Do not carry the pictures over; copy every other part of the entries exactly.

===== Dataset records =====

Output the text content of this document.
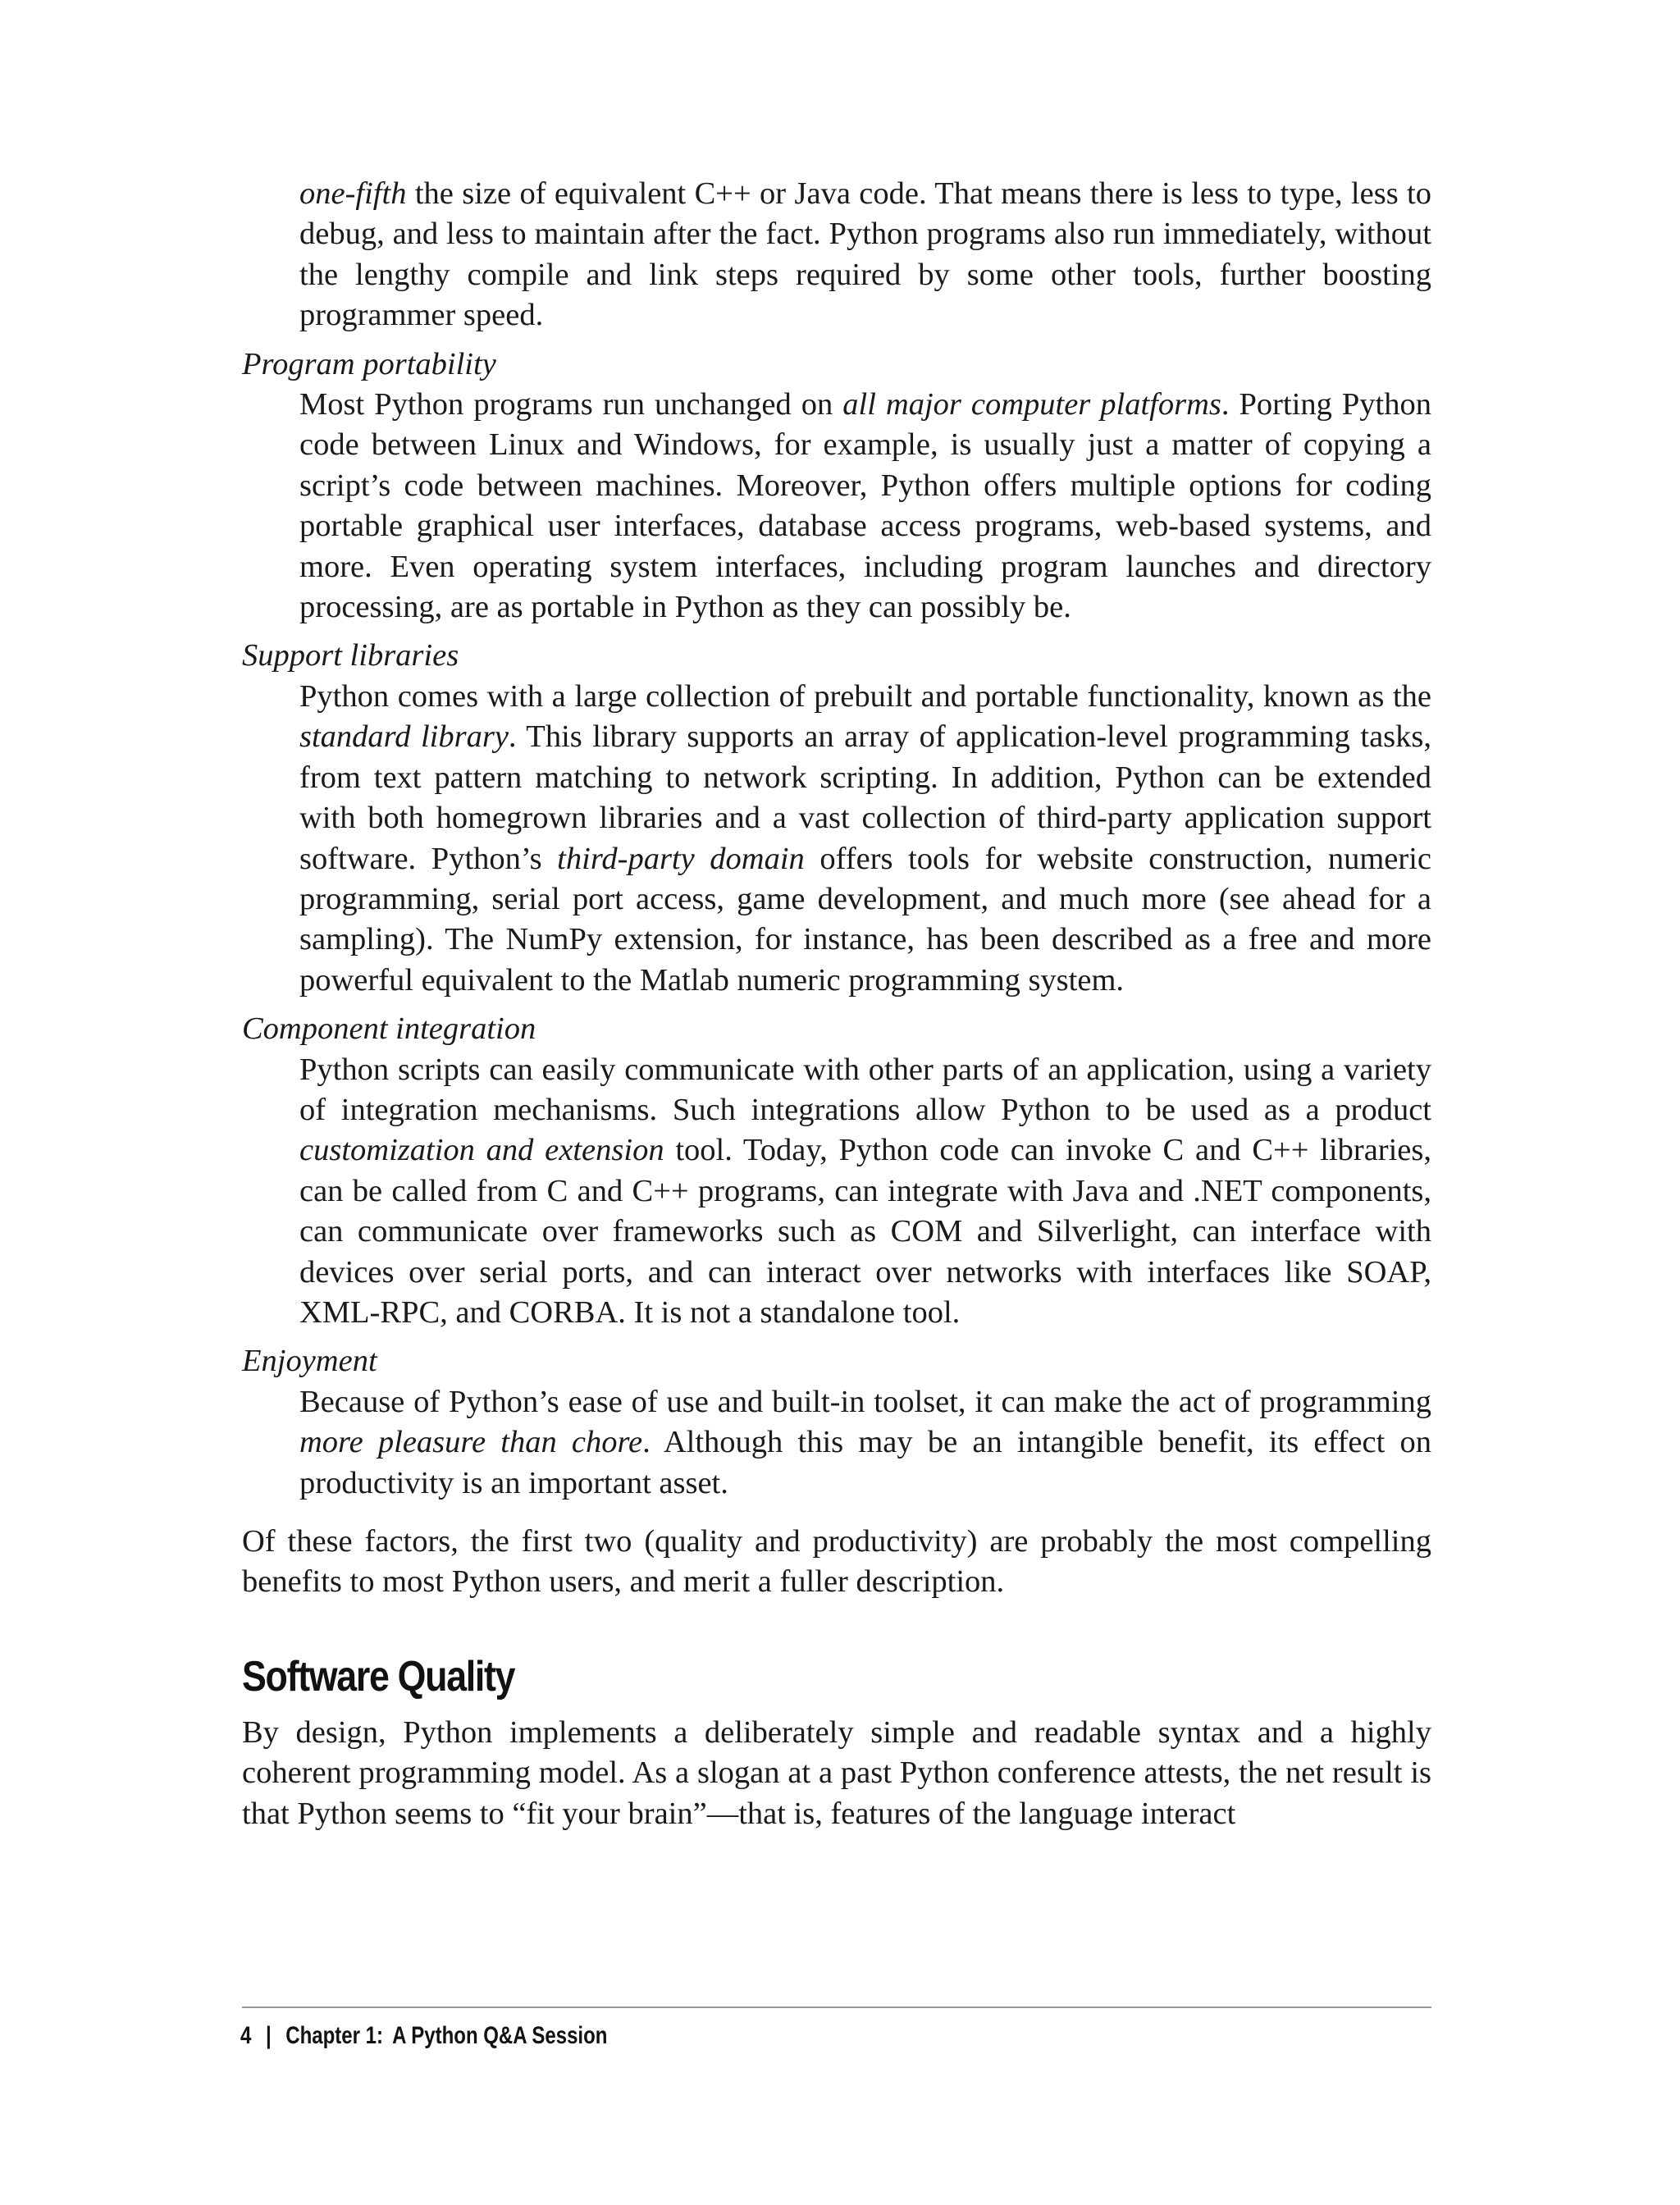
one-fifth the size of equivalent C++ or Java code. That means there is less to type, less to debug, and less to maintain after the fact. Python programs also run immediately, without the lengthy compile and link steps required by some other tools, further boosting programmer speed.

Program portability

Most Python programs run unchanged on all major computer platforms. Porting Python code between Linux and Windows, for example, is usually just a matter of copying a script’s code between machines. Moreover, Python offers multiple options for coding portable graphical user interfaces, database access programs, web-based systems, and more. Even operating system interfaces, including program launches and directory processing, are as portable in Python as they can possibly be.

Support libraries

Python comes with a large collection of prebuilt and portable functionality, known as the standard library. This library supports an array of application-level programming tasks, from text pattern matching to network scripting. In addition, Python can be extended with both homegrown libraries and a vast collection of third-party application support software. Python’s third-party domain offers tools for website construction, numeric programming, serial port access, game development, and much more (see ahead for a sampling). The NumPy extension, for instance, has been described as a free and more powerful equivalent to the Matlab numeric programming system.

Component integration

Python scripts can easily communicate with other parts of an application, using a variety of integration mechanisms. Such integrations allow Python to be used as a product customization and extension tool. Today, Python code can invoke C and C++ libraries, can be called from C and C++ programs, can integrate with Java and .NET components, can communicate over frameworks such as COM and Silverlight, can interface with devices over serial ports, and can interact over networks with interfaces like SOAP, XML-RPC, and CORBA. It is not a standalone tool.

Enjoyment

Because of Python’s ease of use and built-in toolset, it can make the act of programming more pleasure than chore. Although this may be an intangible benefit, its effect on productivity is an important asset.

Of these factors, the first two (quality and productivity) are probably the most compelling benefits to most Python users, and merit a fuller description.

Software Quality

By design, Python implements a deliberately simple and readable syntax and a highly coherent programming model. As a slogan at a past Python conference attests, the net result is that Python seems to “fit your brain”—that is, features of the language interact

4 | Chapter 1: A Python Q&A Session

=====

▶ [Task output]:
Output the text content of this document.
one-fifth the size of equivalent C++ or Java code. That means there is less to type, less to debug, and less to maintain after the fact. Python programs also run immediately, without the lengthy compile and link steps required by some other tools, further boosting programmer speed.

Program portability

Most Python programs run unchanged on all major computer platforms. Porting Python code between Linux and Windows, for example, is usually just a matter of copying a script’s code between machines. Moreover, Python offers multiple options for coding portable graphical user interfaces, database access programs, web-based systems, and more. Even operating system interfaces, including program launches and directory processing, are as portable in Python as they can possibly be.

Support libraries

Python comes with a large collection of prebuilt and portable functionality, known as the standard library. This library supports an array of application-level programming tasks, from text pattern matching to network scripting. In addition, Python can be extended with both homegrown libraries and a vast collection of third-party application support software. Python’s third-party domain offers tools for website construction, numeric programming, serial port access, game development, and much more (see ahead for a sampling). The NumPy extension, for instance, has been described as a free and more powerful equivalent to the Matlab numeric programming system.

Component integration

Python scripts can easily communicate with other parts of an application, using a variety of integration mechanisms. Such integrations allow Python to be used as a product customization and extension tool. Today, Python code can invoke C and C++ libraries, can be called from C and C++ programs, can integrate with Java and .NET components, can communicate over frameworks such as COM and Silverlight, can interface with devices over serial ports, and can interact over networks with interfaces like SOAP, XML-RPC, and CORBA. It is not a standalone tool.

Enjoyment

Because of Python’s ease of use and built-in toolset, it can make the act of programming more pleasure than chore. Although this may be an intangible benefit, its effect on productivity is an important asset.

Of these factors, the first two (quality and productivity) are probably the most compelling benefits to most Python users, and merit a fuller description.

Software Quality

By design, Python implements a deliberately simple and readable syntax and a highly coherent programming model. As a slogan at a past Python conference attests, the net result is that Python seems to “fit your brain”—that is, features of the language interact

4 | Chapter 1: A Python Q&A Session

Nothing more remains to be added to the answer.